▶ _WRITTEN EXERCISE_
Below are some records; give them all again exactly, but not the pictures.

▶ _DATASET EXCERPTS_
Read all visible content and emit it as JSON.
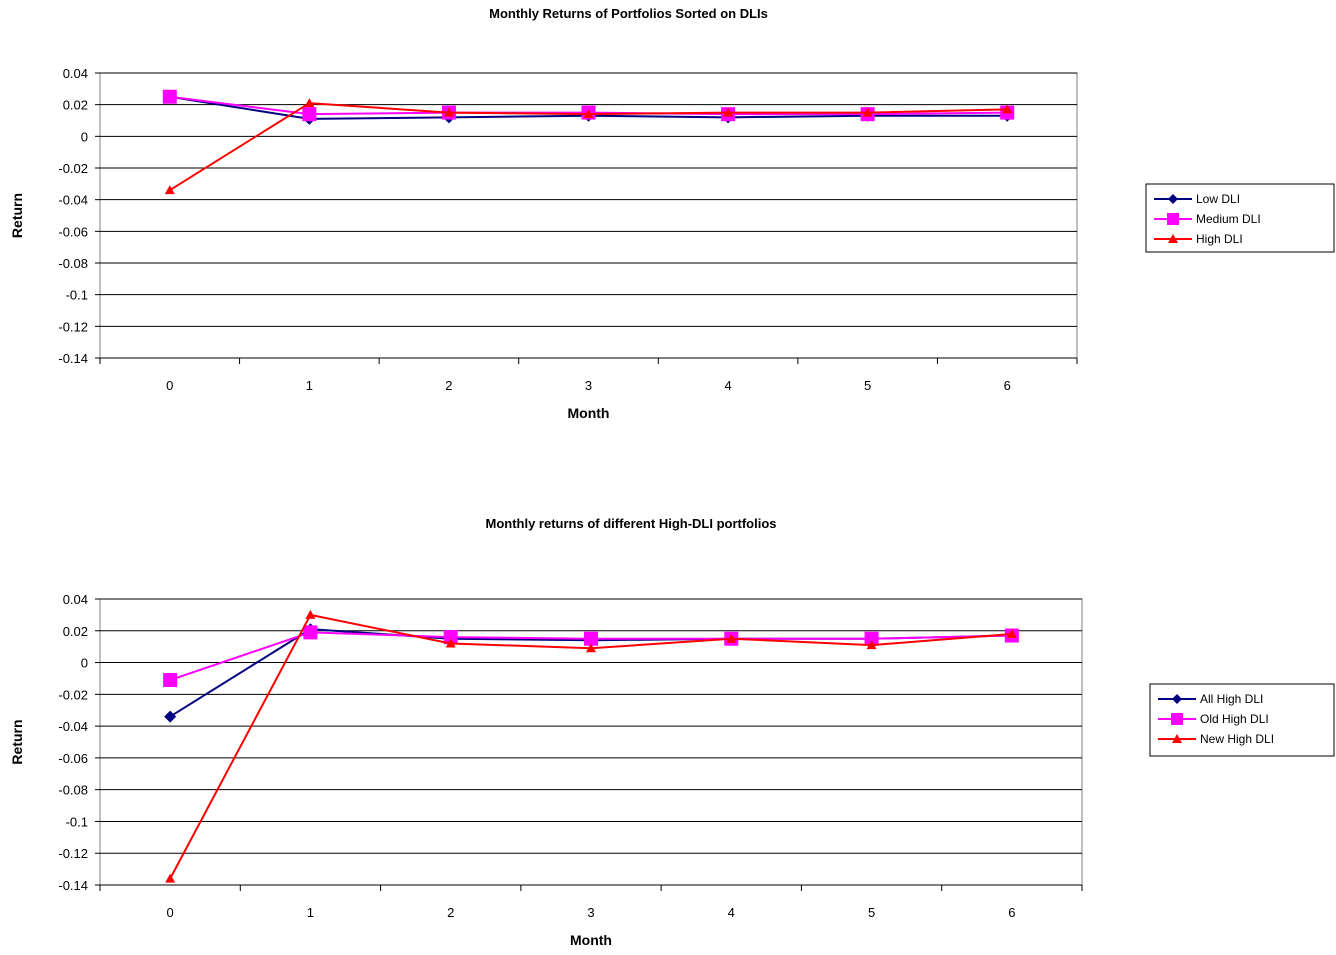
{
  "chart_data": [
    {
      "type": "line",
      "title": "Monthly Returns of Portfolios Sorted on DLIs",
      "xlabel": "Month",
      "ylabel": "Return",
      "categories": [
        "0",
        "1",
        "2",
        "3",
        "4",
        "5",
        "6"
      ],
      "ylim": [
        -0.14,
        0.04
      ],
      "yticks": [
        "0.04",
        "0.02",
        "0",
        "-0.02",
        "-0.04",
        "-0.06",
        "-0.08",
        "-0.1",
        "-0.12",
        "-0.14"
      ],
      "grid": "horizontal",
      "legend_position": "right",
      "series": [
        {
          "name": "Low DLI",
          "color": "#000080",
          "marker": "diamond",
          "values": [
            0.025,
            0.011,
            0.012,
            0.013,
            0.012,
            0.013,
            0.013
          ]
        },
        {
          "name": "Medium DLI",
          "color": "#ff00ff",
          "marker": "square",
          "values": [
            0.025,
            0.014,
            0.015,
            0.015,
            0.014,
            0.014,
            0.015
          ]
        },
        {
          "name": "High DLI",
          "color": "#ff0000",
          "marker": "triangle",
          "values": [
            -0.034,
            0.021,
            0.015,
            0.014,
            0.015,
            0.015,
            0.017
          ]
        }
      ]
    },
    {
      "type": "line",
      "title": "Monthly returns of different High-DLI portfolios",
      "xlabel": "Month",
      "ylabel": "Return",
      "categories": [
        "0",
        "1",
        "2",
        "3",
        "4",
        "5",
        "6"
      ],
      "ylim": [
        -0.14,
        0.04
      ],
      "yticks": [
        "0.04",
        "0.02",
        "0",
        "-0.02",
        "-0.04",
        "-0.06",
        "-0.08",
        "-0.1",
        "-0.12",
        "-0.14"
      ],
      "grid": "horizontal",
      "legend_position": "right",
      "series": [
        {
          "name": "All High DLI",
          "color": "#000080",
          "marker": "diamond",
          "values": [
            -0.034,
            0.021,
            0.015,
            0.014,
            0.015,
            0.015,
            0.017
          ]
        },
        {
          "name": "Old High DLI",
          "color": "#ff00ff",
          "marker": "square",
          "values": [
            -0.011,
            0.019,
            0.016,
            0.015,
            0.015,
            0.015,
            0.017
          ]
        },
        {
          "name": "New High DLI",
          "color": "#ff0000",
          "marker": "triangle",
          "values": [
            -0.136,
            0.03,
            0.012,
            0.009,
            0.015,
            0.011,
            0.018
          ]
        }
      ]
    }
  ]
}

▶ _RESPONSE TO THIS TASK_
Read all visible content and emit it as JSON.
{
  "chart_data": [
    {
      "type": "line",
      "title": "Monthly Returns of Portfolios Sorted on DLIs",
      "xlabel": "Month",
      "ylabel": "Return",
      "categories": [
        "0",
        "1",
        "2",
        "3",
        "4",
        "5",
        "6"
      ],
      "ylim": [
        -0.14,
        0.04
      ],
      "yticks": [
        "0.04",
        "0.02",
        "0",
        "-0.02",
        "-0.04",
        "-0.06",
        "-0.08",
        "-0.1",
        "-0.12",
        "-0.14"
      ],
      "grid": "horizontal",
      "legend_position": "right",
      "series": [
        {
          "name": "Low DLI",
          "color": "#000080",
          "marker": "diamond",
          "values": [
            0.025,
            0.011,
            0.012,
            0.013,
            0.012,
            0.013,
            0.013
          ]
        },
        {
          "name": "Medium DLI",
          "color": "#ff00ff",
          "marker": "square",
          "values": [
            0.025,
            0.014,
            0.015,
            0.015,
            0.014,
            0.014,
            0.015
          ]
        },
        {
          "name": "High DLI",
          "color": "#ff0000",
          "marker": "triangle",
          "values": [
            -0.034,
            0.021,
            0.015,
            0.014,
            0.015,
            0.015,
            0.017
          ]
        }
      ]
    },
    {
      "type": "line",
      "title": "Monthly returns of different High-DLI portfolios",
      "xlabel": "Month",
      "ylabel": "Return",
      "categories": [
        "0",
        "1",
        "2",
        "3",
        "4",
        "5",
        "6"
      ],
      "ylim": [
        -0.14,
        0.04
      ],
      "yticks": [
        "0.04",
        "0.02",
        "0",
        "-0.02",
        "-0.04",
        "-0.06",
        "-0.08",
        "-0.1",
        "-0.12",
        "-0.14"
      ],
      "grid": "horizontal",
      "legend_position": "right",
      "series": [
        {
          "name": "All High DLI",
          "color": "#000080",
          "marker": "diamond",
          "values": [
            -0.034,
            0.021,
            0.015,
            0.014,
            0.015,
            0.015,
            0.017
          ]
        },
        {
          "name": "Old High DLI",
          "color": "#ff00ff",
          "marker": "square",
          "values": [
            -0.011,
            0.019,
            0.016,
            0.015,
            0.015,
            0.015,
            0.017
          ]
        },
        {
          "name": "New High DLI",
          "color": "#ff0000",
          "marker": "triangle",
          "values": [
            -0.136,
            0.03,
            0.012,
            0.009,
            0.015,
            0.011,
            0.018
          ]
        }
      ]
    }
  ]
}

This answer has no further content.